SHORT EXERCISE:
Beginning with the line that holds "Enumerate this screenshot's", set down each line of the data below through the very last, exactly as given, and nothing beyond that.

↓↓↓

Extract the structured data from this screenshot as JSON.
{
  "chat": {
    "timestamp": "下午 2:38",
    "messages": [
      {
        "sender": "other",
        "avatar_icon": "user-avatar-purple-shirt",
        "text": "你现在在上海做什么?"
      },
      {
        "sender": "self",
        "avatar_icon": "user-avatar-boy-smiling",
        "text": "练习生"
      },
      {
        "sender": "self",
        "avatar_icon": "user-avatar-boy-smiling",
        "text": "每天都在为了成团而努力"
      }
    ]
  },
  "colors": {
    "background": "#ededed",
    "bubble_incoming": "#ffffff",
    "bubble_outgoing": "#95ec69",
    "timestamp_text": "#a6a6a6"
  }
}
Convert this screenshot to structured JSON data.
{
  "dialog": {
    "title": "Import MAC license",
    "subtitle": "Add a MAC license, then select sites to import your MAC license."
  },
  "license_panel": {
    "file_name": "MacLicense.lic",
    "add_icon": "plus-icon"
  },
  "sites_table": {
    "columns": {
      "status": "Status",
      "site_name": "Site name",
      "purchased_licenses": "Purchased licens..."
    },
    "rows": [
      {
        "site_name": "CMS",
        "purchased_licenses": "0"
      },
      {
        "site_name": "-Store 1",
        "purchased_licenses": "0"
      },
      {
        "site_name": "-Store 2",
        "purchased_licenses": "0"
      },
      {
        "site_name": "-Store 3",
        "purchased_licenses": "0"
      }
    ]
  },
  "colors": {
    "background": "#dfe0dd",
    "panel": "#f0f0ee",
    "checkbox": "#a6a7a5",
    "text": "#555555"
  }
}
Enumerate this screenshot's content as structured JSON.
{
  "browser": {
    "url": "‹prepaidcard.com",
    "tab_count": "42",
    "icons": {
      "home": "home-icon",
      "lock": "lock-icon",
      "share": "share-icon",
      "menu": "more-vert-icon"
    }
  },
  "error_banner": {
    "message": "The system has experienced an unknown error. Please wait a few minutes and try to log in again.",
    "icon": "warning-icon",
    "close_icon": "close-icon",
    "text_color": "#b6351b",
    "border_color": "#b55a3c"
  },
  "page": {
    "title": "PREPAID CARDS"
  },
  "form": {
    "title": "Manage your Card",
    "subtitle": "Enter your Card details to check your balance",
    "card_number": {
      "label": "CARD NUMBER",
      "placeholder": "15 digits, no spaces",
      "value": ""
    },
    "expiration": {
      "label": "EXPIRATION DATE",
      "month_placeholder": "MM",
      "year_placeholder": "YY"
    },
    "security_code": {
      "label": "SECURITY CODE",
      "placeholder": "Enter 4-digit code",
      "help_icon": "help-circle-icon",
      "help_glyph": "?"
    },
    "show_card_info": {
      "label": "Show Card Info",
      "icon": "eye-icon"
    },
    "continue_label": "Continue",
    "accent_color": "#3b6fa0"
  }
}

↑↑↑

FULL SOLUTION:
Enumerate this screenshot's content as structured JSON.
{
  "browser": {
    "url": "‹prepaidcard.com",
    "tab_count": "42",
    "icons": {
      "home": "home-icon",
      "lock": "lock-icon",
      "share": "share-icon",
      "menu": "more-vert-icon"
    }
  },
  "error_banner": {
    "message": "The system has experienced an unknown error. Please wait a few minutes and try to log in again.",
    "icon": "warning-icon",
    "close_icon": "close-icon",
    "text_color": "#b6351b",
    "border_color": "#b55a3c"
  },
  "page": {
    "title": "PREPAID CARDS"
  },
  "form": {
    "title": "Manage your Card",
    "subtitle": "Enter your Card details to check your balance",
    "card_number": {
      "label": "CARD NUMBER",
      "placeholder": "15 digits, no spaces",
      "value": ""
    },
    "expiration": {
      "label": "EXPIRATION DATE",
      "month_placeholder": "MM",
      "year_placeholder": "YY"
    },
    "security_code": {
      "label": "SECURITY CODE",
      "placeholder": "Enter 4-digit code",
      "help_icon": "help-circle-icon",
      "help_glyph": "?"
    },
    "show_card_info": {
      "label": "Show Card Info",
      "icon": "eye-icon"
    },
    "continue_label": "Continue",
    "accent_color": "#3b6fa0"
  }
}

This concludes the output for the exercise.